* Begin *

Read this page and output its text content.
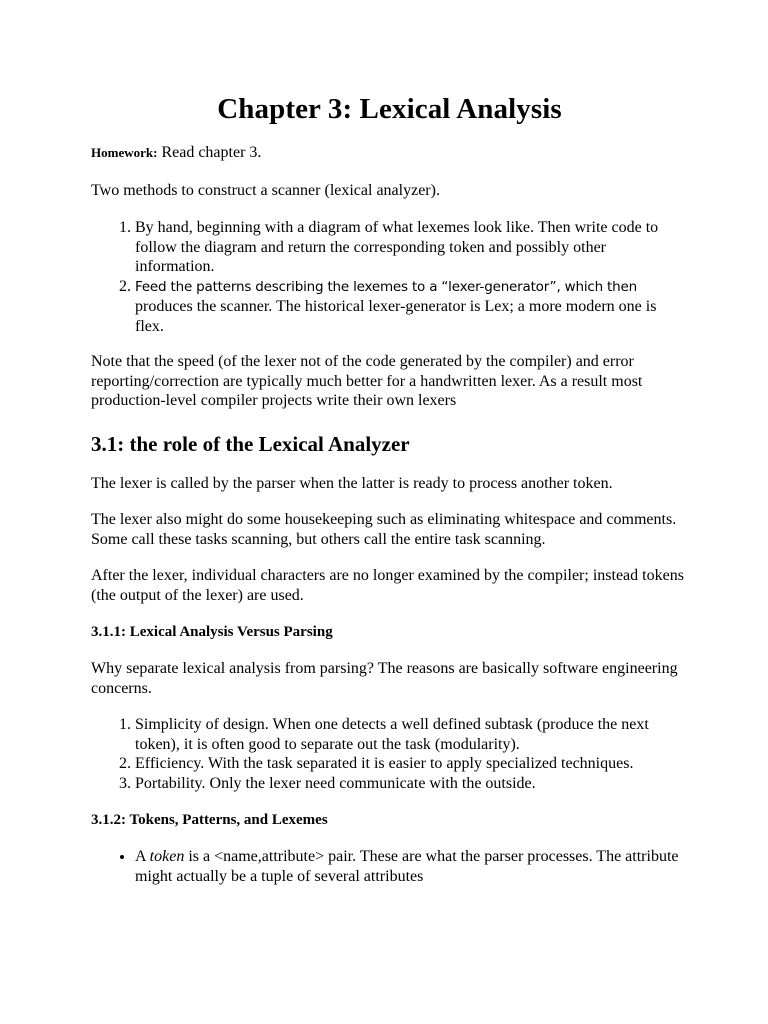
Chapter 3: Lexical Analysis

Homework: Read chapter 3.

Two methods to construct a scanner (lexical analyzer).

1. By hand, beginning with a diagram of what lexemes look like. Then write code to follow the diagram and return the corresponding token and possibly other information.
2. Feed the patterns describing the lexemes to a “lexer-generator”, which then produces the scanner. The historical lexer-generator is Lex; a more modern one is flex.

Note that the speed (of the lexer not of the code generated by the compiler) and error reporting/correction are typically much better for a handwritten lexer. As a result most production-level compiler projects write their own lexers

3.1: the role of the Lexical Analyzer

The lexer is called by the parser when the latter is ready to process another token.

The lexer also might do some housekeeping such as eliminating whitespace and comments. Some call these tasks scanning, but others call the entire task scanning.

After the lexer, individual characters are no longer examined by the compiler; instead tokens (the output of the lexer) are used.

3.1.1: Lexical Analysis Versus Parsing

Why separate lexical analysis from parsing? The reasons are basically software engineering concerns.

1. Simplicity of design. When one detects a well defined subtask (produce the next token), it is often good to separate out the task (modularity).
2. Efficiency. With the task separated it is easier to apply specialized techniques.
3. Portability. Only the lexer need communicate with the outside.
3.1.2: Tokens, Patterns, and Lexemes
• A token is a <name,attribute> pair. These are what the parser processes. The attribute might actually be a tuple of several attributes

* End *

(EXERCISE REQUIREMENTS): Find the word "what" in the data and copy out each line where it turns up.

(RIGHT ANSWER):
1. By hand, beginning with a diagram of what lexemes look like. Then write code to follow the diagram and return the corresponding token and possibly other information.
• A token is a <name,attribute> pair. These are what the parser processes. The attribute might actually be a tuple of several attributes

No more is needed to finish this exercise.